### Set problem
Return all of the entries word for word, but omit the pictures they contain.

### Input records

============

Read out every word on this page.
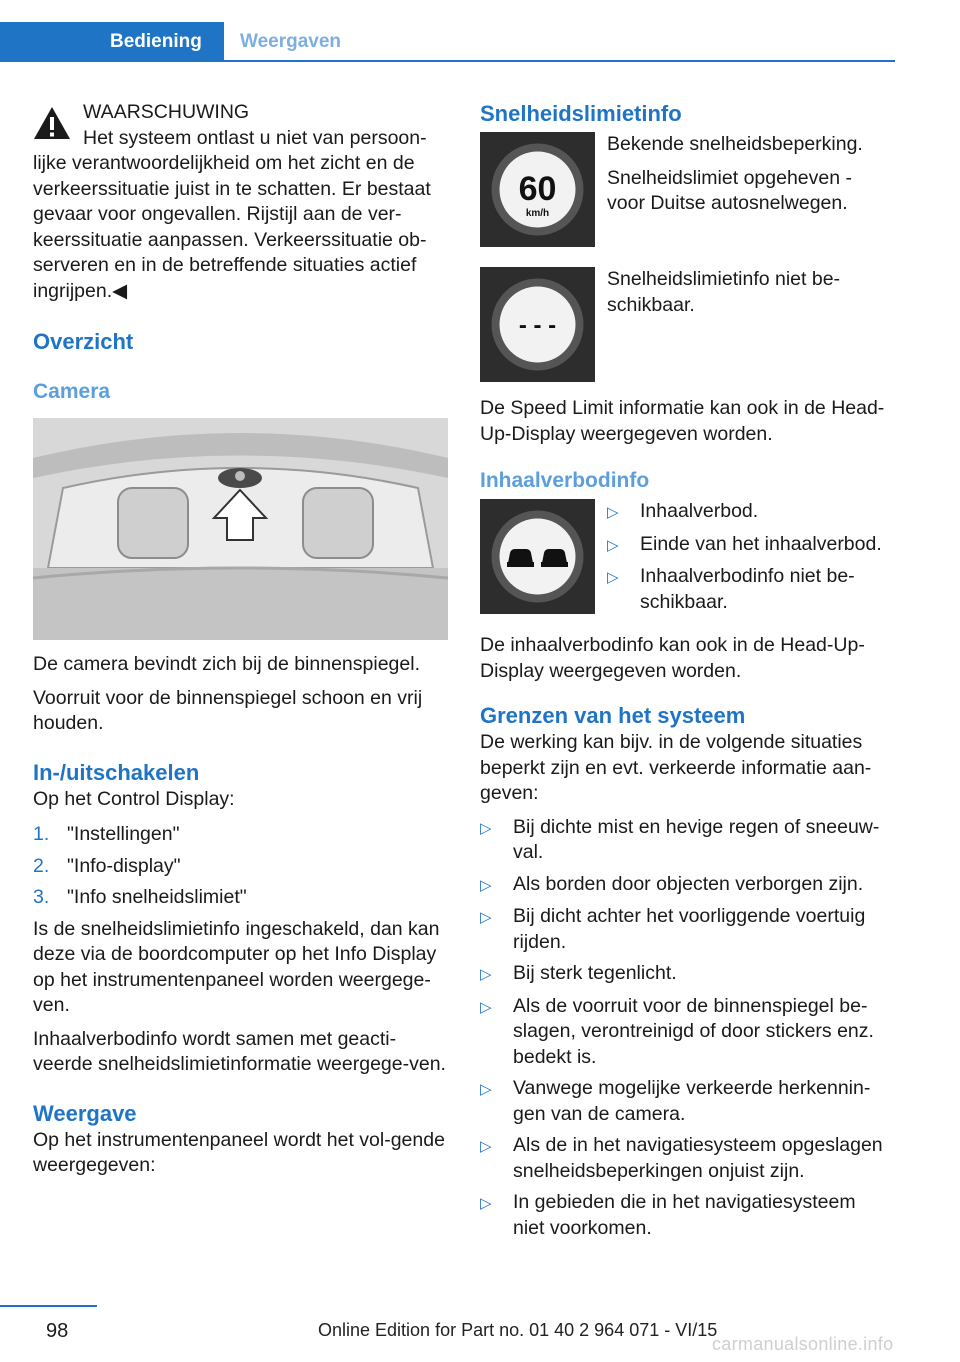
Bediening Weergaven
WAARSCHUWING
Het systeem ontlast u niet van persoon-
lijke verantwoordelijkheid om het zicht en de verkeerssituatie juist in te schatten. Er bestaat gevaar voor ongevallen. Rijstijl aan de ver-keerssituatie aanpassen. Verkeerssituatie ob-serveren en in de betreffende situaties actief ingrijpen.◀
Overzicht
Camera
De camera bevindt zich bij de binnenspiegel.
Voorruit voor de binnenspiegel schoon en vrij houden.
In-/uitschakelen
Op het Control Display:
1. "Instellingen"
2. "Info-display"
3. "Info snelheidslimiet"
Is de snelheidslimietinfo ingeschakeld, dan kan deze via de boordcomputer op het Info Display op het instrumentenpaneel worden weergege-ven.
Inhaalverbodinfo wordt samen met geacti-veerde snelheidslimietinformatie weergege-ven.
Weergave
Op het instrumentenpaneel wordt het vol-gende weergegeven:
Snelheidslimietinfo
60
km/h
Bekende snelheidsbeperking.
Snelheidslimiet opgeheven - voor Duitse autosnelwegen.
- - -
Snelheidslimietinfo niet be-schikbaar.
De Speed Limit informatie kan ook in de Head-Up-Display weergegeven worden.
Inhaalverbodinfo
▷	Inhaalverbod.
▷	Einde van het inhaalverbod.
▷	Inhaalverbodinfo niet be-schikbaar.
De inhaalverbodinfo kan ook in de Head-Up-Display weergegeven worden.
Grenzen van het systeem
De werking kan bijv. in de volgende situaties beperkt zijn en evt. verkeerde informatie aan-geven:
▷	Bij dichte mist en hevige regen of sneeuw-val.
▷	Als borden door objecten verborgen zijn.
▷	Bij dicht achter het voorliggende voertuig rijden.
▷	Bij sterk tegenlicht.
▷	Als de voorruit voor de binnenspiegel be-slagen, verontreinigd of door stickers enz. bedekt is.
▷	Vanwege mogelijke verkeerde herkennin-gen van de camera.
▷	Als de in het navigatiesysteem opgeslagen snelheidsbeperkingen onjuist zijn.
▷	In gebieden die in het navigatiesysteem niet voorkomen.
98	Online Edition for Part no. 01 40 2 964 071 - VI/15
carmanualsonline.info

============

### Correct output
Read out every word on this page.
Bediening Weergaven
WAARSCHUWING
Het systeem ontlast u niet van persoon-
lijke verantwoordelijkheid om het zicht en de verkeerssituatie juist in te schatten. Er bestaat gevaar voor ongevallen. Rijstijl aan de ver-keerssituatie aanpassen. Verkeerssituatie ob-serveren en in de betreffende situaties actief ingrijpen.◀
Overzicht
Camera
De camera bevindt zich bij de binnenspiegel.
Voorruit voor de binnenspiegel schoon en vrij houden.
In-/uitschakelen
Op het Control Display:
1. "Instellingen"
2. "Info-display"
3. "Info snelheidslimiet"
Is de snelheidslimietinfo ingeschakeld, dan kan deze via de boordcomputer op het Info Display op het instrumentenpaneel worden weergege-ven.
Inhaalverbodinfo wordt samen met geacti-veerde snelheidslimietinformatie weergege-ven.
Weergave
Op het instrumentenpaneel wordt het vol-gende weergegeven:
Snelheidslimietinfo
60
km/h
Bekende snelheidsbeperking.
Snelheidslimiet opgeheven - voor Duitse autosnelwegen.
- - -
Snelheidslimietinfo niet be-schikbaar.
De Speed Limit informatie kan ook in de Head-Up-Display weergegeven worden.
Inhaalverbodinfo
▷	Inhaalverbod.
▷	Einde van het inhaalverbod.
▷	Inhaalverbodinfo niet be-schikbaar.
De inhaalverbodinfo kan ook in de Head-Up-Display weergegeven worden.
Grenzen van het systeem
De werking kan bijv. in de volgende situaties beperkt zijn en evt. verkeerde informatie aan-geven:
▷	Bij dichte mist en hevige regen of sneeuw-val.
▷	Als borden door objecten verborgen zijn.
▷	Bij dicht achter het voorliggende voertuig rijden.
▷	Bij sterk tegenlicht.
▷	Als de voorruit voor de binnenspiegel be-slagen, verontreinigd of door stickers enz. bedekt is.
▷	Vanwege mogelijke verkeerde herkennin-gen van de camera.
▷	Als de in het navigatiesysteem opgeslagen snelheidsbeperkingen onjuist zijn.
▷	In gebieden die in het navigatiesysteem niet voorkomen.
98	Online Edition for Part no. 01 40 2 964 071 - VI/15
carmanualsonline.info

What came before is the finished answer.